* start Materials provided *

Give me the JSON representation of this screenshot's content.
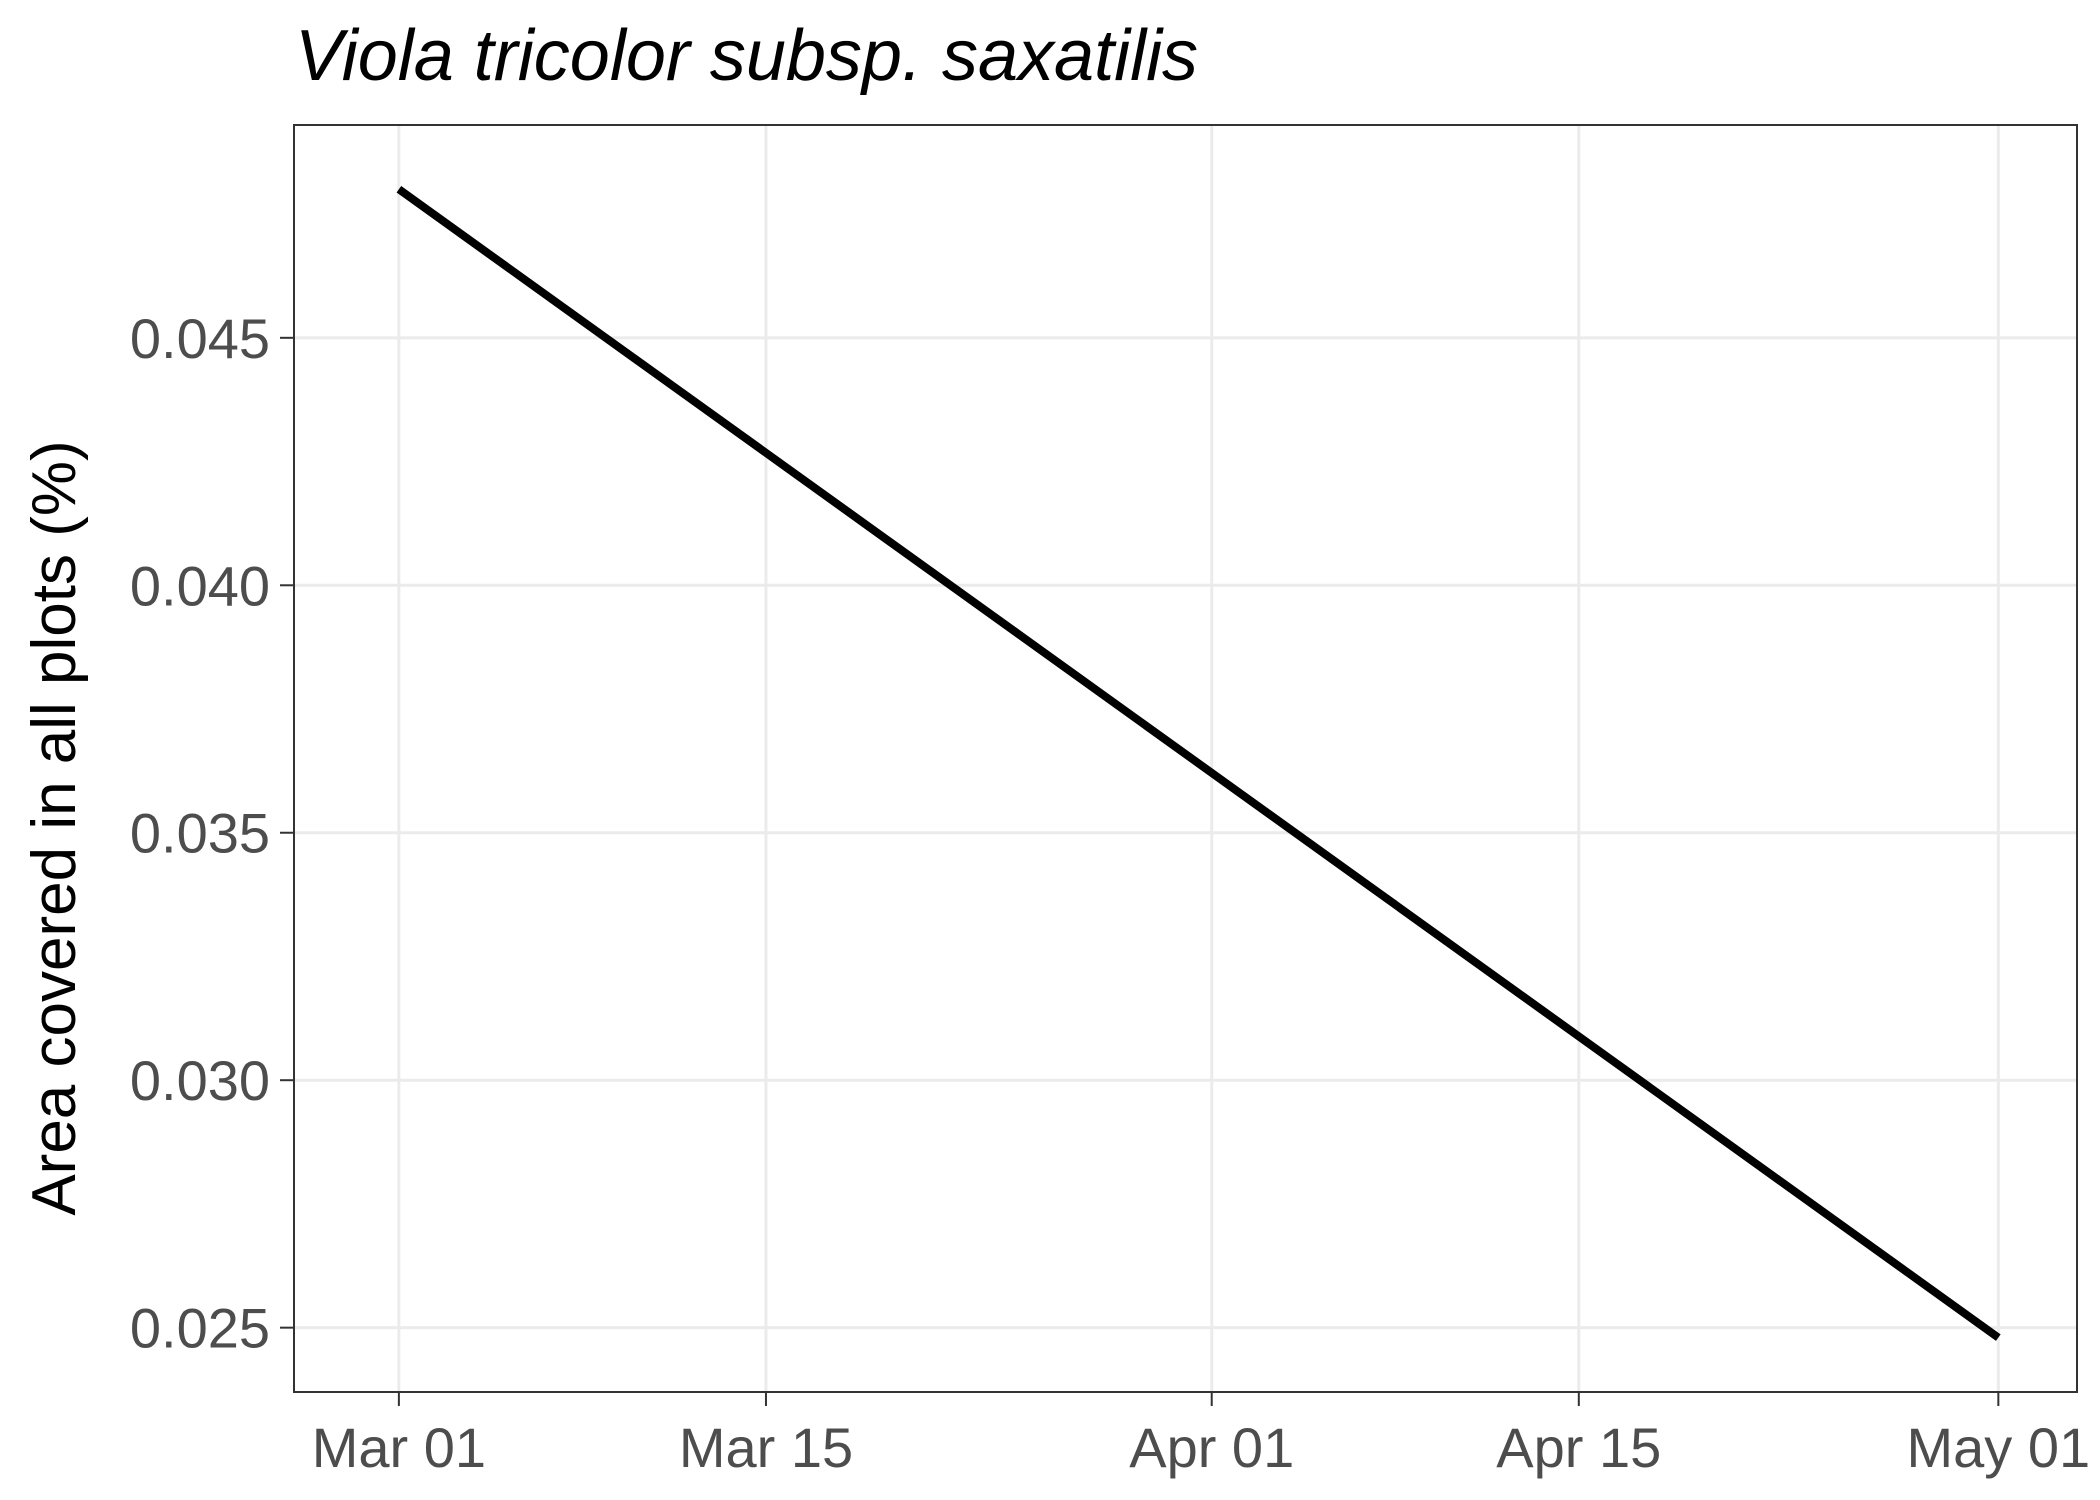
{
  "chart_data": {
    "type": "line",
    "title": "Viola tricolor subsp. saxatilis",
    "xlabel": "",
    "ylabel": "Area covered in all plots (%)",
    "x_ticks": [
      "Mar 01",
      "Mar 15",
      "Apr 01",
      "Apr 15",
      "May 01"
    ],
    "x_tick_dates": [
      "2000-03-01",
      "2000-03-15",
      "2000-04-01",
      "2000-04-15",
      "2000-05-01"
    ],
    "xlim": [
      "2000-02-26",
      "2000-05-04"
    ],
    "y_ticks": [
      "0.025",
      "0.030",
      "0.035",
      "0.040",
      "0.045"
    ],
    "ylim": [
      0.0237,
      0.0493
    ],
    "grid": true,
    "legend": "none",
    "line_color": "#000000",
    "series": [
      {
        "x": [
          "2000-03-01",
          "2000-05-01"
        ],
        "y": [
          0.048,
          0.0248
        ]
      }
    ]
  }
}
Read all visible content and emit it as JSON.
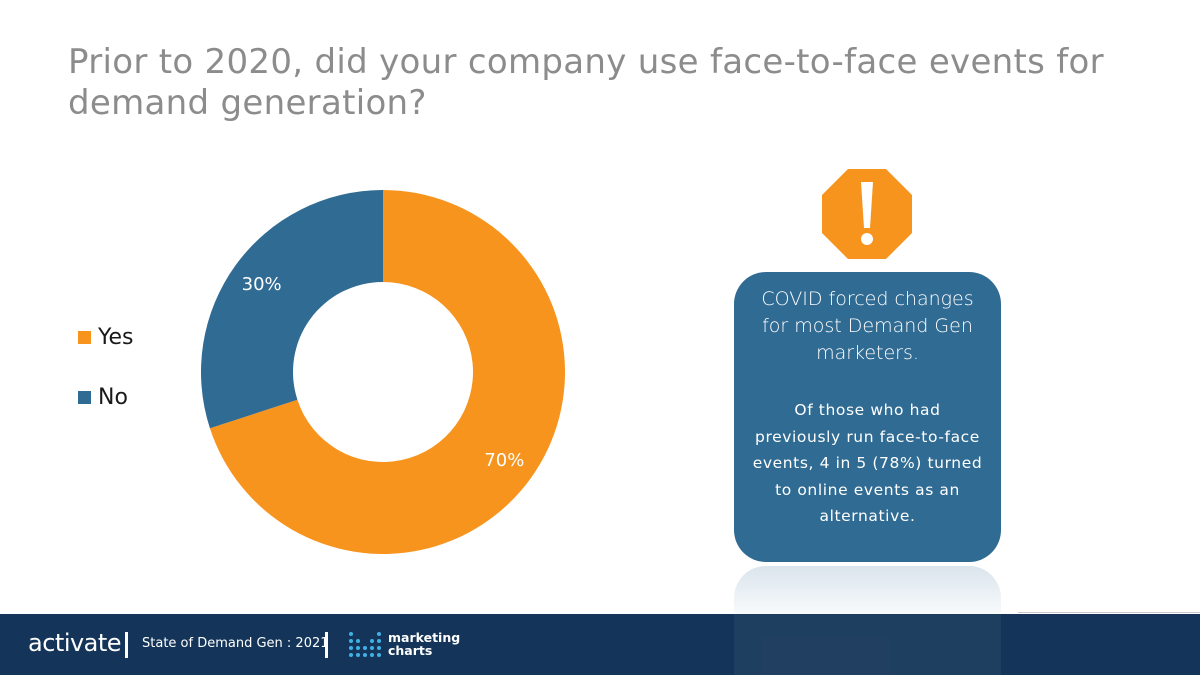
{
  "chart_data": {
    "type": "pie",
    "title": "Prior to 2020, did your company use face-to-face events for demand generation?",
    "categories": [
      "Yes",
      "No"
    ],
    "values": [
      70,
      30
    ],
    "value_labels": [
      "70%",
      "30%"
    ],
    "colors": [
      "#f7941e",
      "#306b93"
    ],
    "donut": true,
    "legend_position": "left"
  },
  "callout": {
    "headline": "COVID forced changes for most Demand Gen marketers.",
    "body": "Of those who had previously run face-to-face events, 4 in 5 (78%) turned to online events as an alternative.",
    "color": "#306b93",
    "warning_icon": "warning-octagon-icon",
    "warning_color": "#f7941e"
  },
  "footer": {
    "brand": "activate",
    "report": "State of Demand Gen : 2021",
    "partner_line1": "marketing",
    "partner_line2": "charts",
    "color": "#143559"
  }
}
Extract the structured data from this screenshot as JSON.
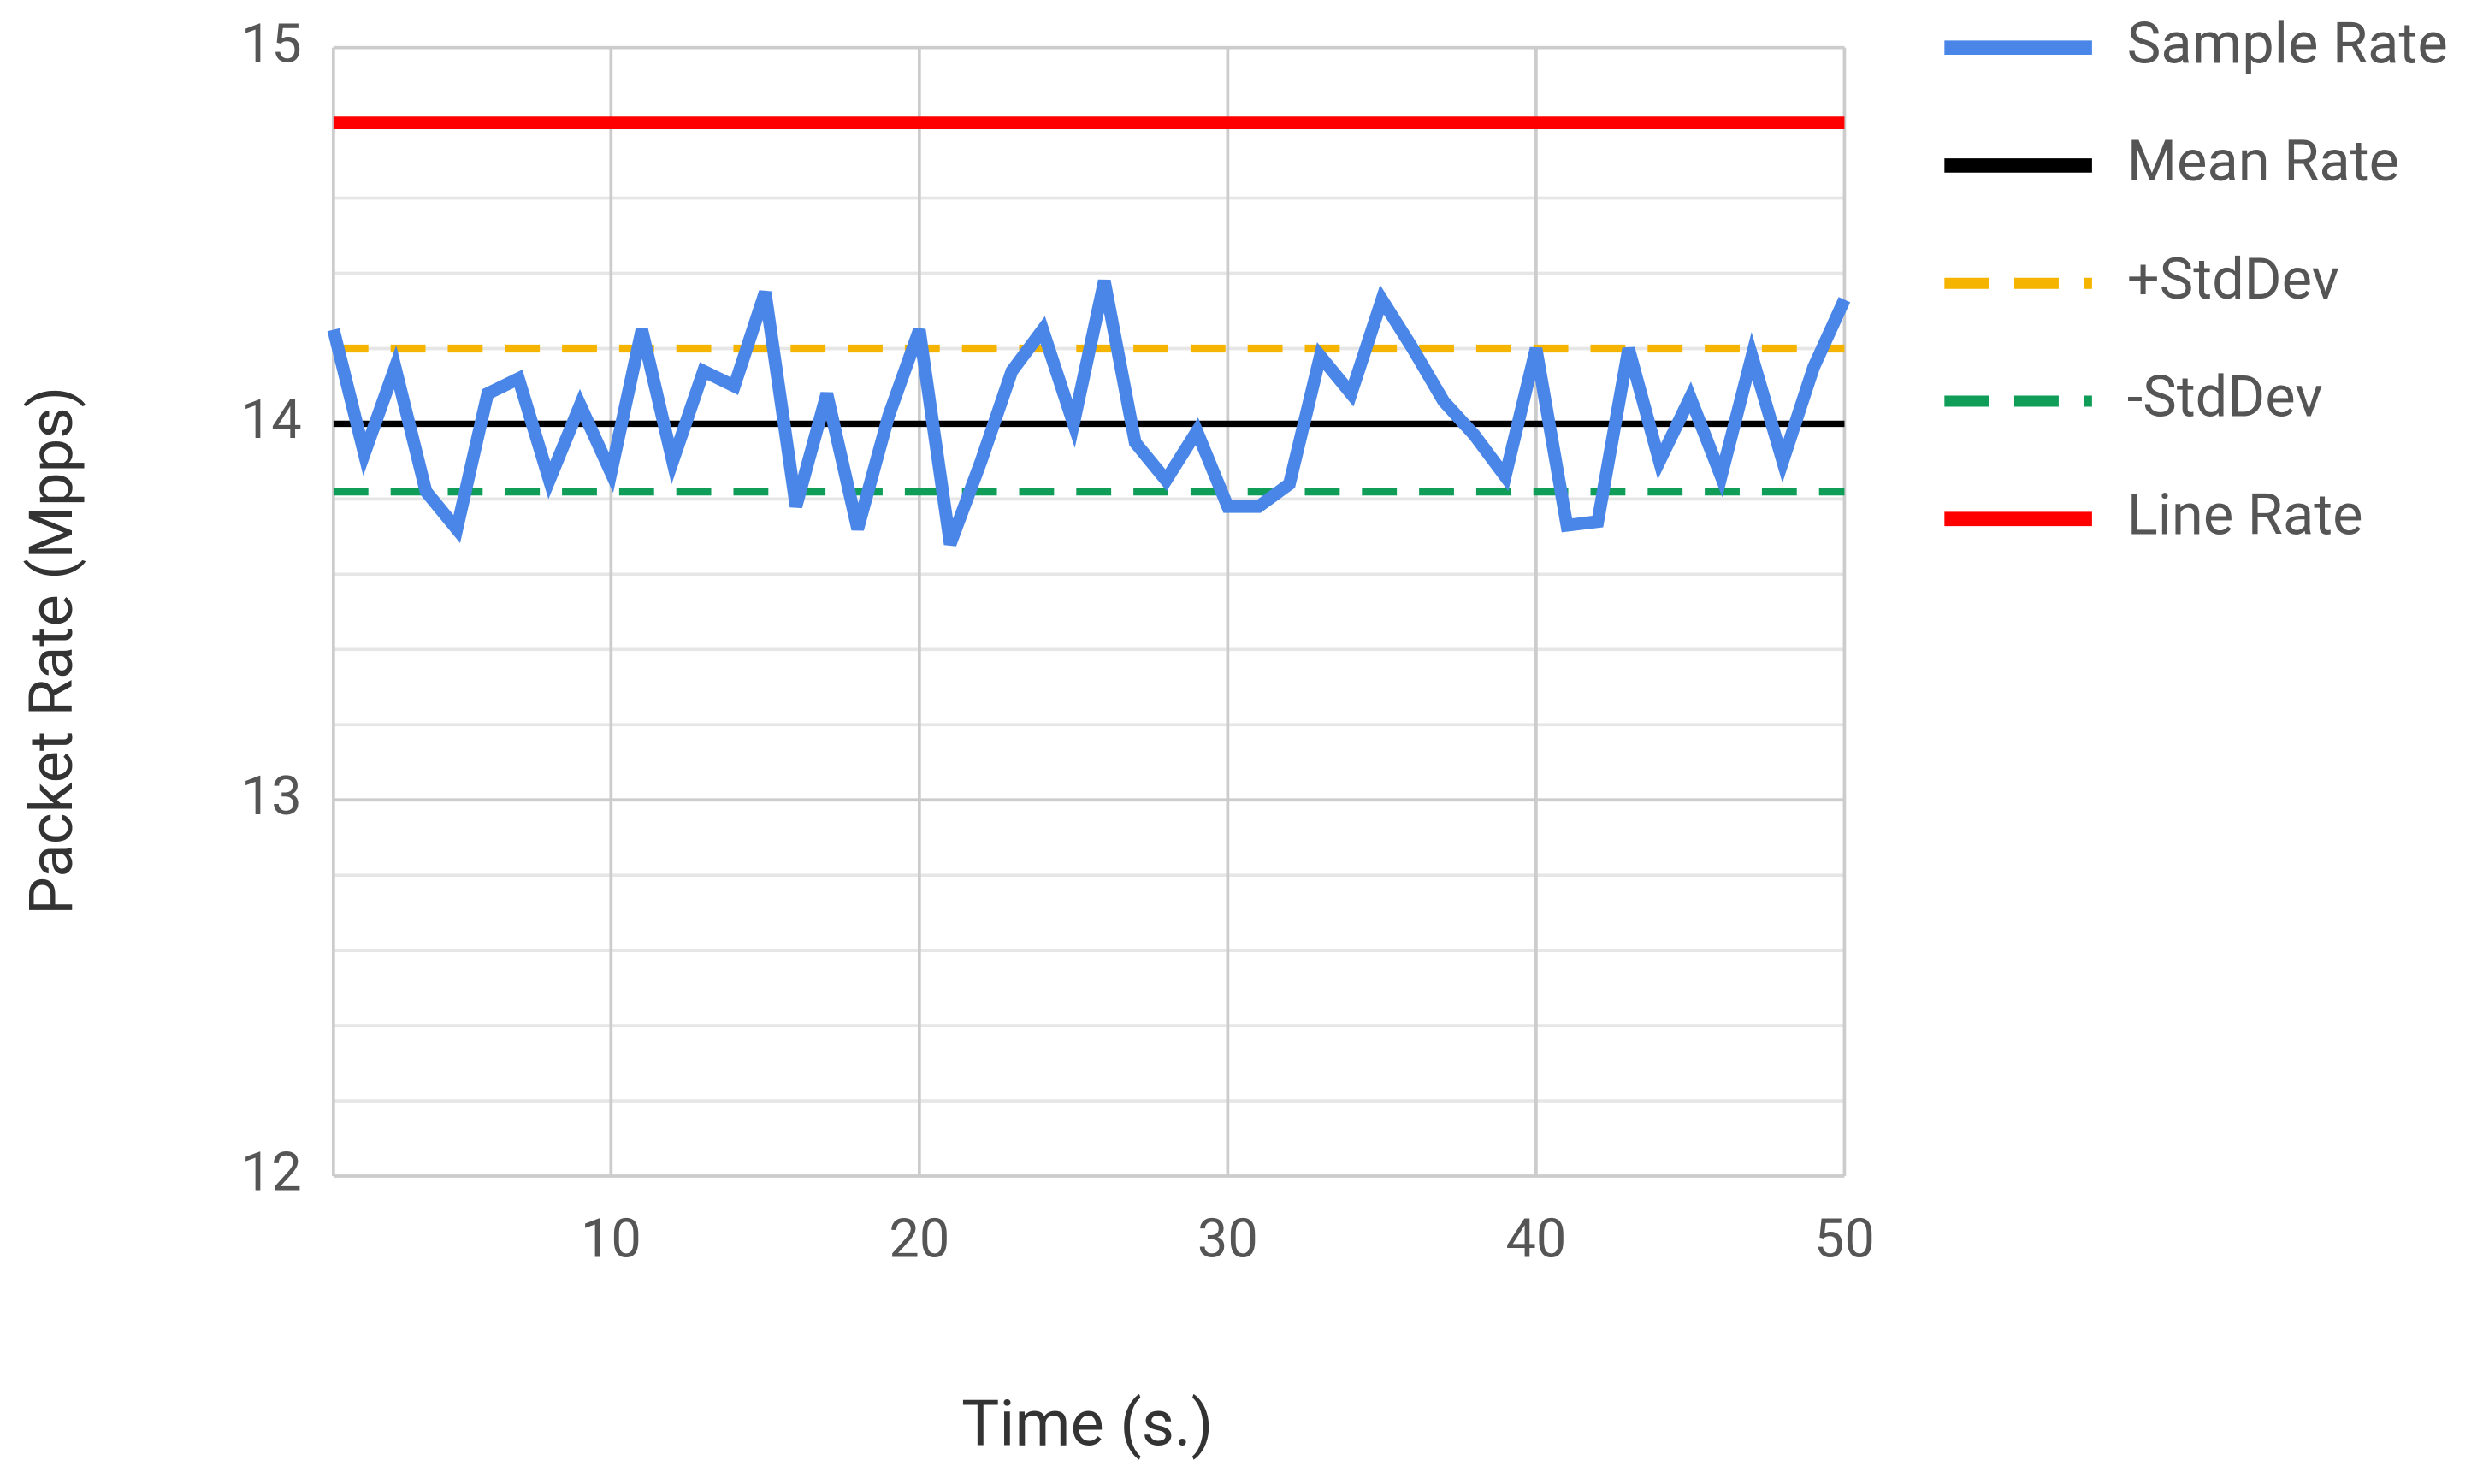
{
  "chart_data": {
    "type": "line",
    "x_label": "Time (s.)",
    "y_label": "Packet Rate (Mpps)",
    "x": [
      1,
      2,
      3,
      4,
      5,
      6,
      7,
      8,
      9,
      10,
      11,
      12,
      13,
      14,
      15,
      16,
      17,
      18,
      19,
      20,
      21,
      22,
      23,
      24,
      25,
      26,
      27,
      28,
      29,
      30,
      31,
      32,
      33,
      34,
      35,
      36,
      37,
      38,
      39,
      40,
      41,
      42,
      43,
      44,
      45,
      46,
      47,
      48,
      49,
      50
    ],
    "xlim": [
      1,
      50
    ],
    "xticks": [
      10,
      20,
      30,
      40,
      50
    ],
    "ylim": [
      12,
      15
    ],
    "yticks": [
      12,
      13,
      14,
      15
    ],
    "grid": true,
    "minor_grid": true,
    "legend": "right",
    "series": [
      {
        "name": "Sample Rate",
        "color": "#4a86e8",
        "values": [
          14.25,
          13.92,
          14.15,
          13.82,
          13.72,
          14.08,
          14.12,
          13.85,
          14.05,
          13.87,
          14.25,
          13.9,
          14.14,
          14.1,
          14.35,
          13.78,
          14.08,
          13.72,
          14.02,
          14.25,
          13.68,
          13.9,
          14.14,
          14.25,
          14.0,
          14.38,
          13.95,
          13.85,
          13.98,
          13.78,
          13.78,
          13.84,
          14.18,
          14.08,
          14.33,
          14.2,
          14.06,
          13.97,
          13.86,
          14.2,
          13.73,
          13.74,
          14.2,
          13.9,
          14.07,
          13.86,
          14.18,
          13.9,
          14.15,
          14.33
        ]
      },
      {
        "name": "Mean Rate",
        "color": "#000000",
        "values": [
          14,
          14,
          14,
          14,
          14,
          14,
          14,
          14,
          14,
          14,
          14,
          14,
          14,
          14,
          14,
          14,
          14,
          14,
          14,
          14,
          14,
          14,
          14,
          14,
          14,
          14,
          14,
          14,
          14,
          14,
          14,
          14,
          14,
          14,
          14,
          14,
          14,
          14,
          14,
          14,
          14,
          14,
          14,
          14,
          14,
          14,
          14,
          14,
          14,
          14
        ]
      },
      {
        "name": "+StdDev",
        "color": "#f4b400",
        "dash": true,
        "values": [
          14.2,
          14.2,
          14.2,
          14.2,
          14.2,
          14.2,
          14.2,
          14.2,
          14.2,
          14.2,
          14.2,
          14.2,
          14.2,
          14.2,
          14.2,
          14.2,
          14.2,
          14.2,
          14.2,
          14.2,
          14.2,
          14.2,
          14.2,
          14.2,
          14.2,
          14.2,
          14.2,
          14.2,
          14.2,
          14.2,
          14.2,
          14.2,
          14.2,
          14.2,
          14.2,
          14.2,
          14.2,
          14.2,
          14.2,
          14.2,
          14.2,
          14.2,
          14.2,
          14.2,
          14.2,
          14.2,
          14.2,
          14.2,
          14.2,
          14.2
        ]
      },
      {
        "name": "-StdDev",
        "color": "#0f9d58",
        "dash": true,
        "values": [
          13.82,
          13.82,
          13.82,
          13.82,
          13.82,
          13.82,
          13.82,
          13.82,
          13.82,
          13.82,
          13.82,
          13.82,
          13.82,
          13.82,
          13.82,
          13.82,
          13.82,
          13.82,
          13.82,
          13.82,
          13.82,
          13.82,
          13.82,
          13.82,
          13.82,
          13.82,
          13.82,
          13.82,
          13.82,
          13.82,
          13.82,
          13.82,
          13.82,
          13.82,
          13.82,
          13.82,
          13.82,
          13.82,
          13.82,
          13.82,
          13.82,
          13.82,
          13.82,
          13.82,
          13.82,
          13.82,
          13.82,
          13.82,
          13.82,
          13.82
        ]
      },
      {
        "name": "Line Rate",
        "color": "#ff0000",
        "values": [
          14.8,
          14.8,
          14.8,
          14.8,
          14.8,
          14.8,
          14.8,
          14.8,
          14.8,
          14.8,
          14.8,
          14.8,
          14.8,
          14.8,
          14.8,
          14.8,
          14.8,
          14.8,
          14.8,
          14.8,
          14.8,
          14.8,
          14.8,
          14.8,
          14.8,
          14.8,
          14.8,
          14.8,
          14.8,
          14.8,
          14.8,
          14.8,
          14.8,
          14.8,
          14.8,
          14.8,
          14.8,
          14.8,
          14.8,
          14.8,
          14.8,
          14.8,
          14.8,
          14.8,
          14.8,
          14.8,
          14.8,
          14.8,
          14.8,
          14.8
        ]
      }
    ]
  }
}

* end Materials provided *

Written instruction: Identify the lines of the data that contain the word "events". Copy each of them.

The reply:
    "title": "Prior to 2020, did your company use face-to-face events for demand generation?",
    "body": "Of those who had previously run face-to-face events, 4 in 5 (78%) turned to online events as an alternative.",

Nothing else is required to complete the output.